WRITTEN TASK » Copy down all of the data underneath, exactly as shown.

MATERIAL SHOWN »

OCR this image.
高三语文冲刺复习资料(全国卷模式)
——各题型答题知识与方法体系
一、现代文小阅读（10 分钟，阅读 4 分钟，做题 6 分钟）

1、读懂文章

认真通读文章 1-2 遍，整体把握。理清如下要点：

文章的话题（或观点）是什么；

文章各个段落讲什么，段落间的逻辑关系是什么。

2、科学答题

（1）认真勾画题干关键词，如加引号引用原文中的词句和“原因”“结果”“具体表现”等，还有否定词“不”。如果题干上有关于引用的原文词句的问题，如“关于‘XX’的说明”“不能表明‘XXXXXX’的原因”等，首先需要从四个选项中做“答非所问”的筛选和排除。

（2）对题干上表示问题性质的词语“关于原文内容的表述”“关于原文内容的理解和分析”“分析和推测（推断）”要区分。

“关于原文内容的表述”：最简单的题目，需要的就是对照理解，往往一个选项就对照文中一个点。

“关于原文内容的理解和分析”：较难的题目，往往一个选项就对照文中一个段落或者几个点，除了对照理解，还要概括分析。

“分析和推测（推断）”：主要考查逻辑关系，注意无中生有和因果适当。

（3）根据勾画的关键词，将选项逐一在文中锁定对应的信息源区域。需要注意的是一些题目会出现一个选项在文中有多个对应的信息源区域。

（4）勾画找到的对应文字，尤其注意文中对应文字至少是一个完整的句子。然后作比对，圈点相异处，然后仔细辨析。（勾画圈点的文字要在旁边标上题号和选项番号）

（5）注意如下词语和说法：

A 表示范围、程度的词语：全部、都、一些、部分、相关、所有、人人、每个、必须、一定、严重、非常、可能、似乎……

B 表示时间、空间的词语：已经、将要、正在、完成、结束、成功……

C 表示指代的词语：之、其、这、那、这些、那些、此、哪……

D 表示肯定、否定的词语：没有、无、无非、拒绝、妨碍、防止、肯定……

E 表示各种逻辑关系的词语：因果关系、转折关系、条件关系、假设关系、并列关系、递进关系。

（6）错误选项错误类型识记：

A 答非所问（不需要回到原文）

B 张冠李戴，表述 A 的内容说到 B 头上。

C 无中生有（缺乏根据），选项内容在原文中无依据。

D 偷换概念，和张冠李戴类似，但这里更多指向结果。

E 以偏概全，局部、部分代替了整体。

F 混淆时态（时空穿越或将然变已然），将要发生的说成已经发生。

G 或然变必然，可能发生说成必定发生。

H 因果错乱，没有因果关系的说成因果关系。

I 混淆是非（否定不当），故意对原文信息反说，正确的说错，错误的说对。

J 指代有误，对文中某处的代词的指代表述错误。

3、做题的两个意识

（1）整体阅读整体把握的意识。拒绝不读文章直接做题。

EXERCISE RESULT »
OCR this image.
高三语文冲刺复习资料(全国卷模式)
——各题型答题知识与方法体系
一、现代文小阅读（10 分钟，阅读 4 分钟，做题 6 分钟）

1、读懂文章

认真通读文章 1-2 遍，整体把握。理清如下要点：

文章的话题（或观点）是什么；

文章各个段落讲什么，段落间的逻辑关系是什么。

2、科学答题

（1）认真勾画题干关键词，如加引号引用原文中的词句和“原因”“结果”“具体表现”等，还有否定词“不”。如果题干上有关于引用的原文词句的问题，如“关于‘XX’的说明”“不能表明‘XXXXXX’的原因”等，首先需要从四个选项中做“答非所问”的筛选和排除。

（2）对题干上表示问题性质的词语“关于原文内容的表述”“关于原文内容的理解和分析”“分析和推测（推断）”要区分。

“关于原文内容的表述”：最简单的题目，需要的就是对照理解，往往一个选项就对照文中一个点。

“关于原文内容的理解和分析”：较难的题目，往往一个选项就对照文中一个段落或者几个点，除了对照理解，还要概括分析。

“分析和推测（推断）”：主要考查逻辑关系，注意无中生有和因果适当。

（3）根据勾画的关键词，将选项逐一在文中锁定对应的信息源区域。需要注意的是一些题目会出现一个选项在文中有多个对应的信息源区域。

（4）勾画找到的对应文字，尤其注意文中对应文字至少是一个完整的句子。然后作比对，圈点相异处，然后仔细辨析。（勾画圈点的文字要在旁边标上题号和选项番号）

（5）注意如下词语和说法：

A 表示范围、程度的词语：全部、都、一些、部分、相关、所有、人人、每个、必须、一定、严重、非常、可能、似乎……

B 表示时间、空间的词语：已经、将要、正在、完成、结束、成功……

C 表示指代的词语：之、其、这、那、这些、那些、此、哪……

D 表示肯定、否定的词语：没有、无、无非、拒绝、妨碍、防止、肯定……

E 表示各种逻辑关系的词语：因果关系、转折关系、条件关系、假设关系、并列关系、递进关系。

（6）错误选项错误类型识记：

A 答非所问（不需要回到原文）

B 张冠李戴，表述 A 的内容说到 B 头上。

C 无中生有（缺乏根据），选项内容在原文中无依据。

D 偷换概念，和张冠李戴类似，但这里更多指向结果。

E 以偏概全，局部、部分代替了整体。

F 混淆时态（时空穿越或将然变已然），将要发生的说成已经发生。

G 或然变必然，可能发生说成必定发生。

H 因果错乱，没有因果关系的说成因果关系。

I 混淆是非（否定不当），故意对原文信息反说，正确的说错，错误的说对。

J 指代有误，对文中某处的代词的指代表述错误。

3、做题的两个意识

（1）整体阅读整体把握的意识。拒绝不读文章直接做题。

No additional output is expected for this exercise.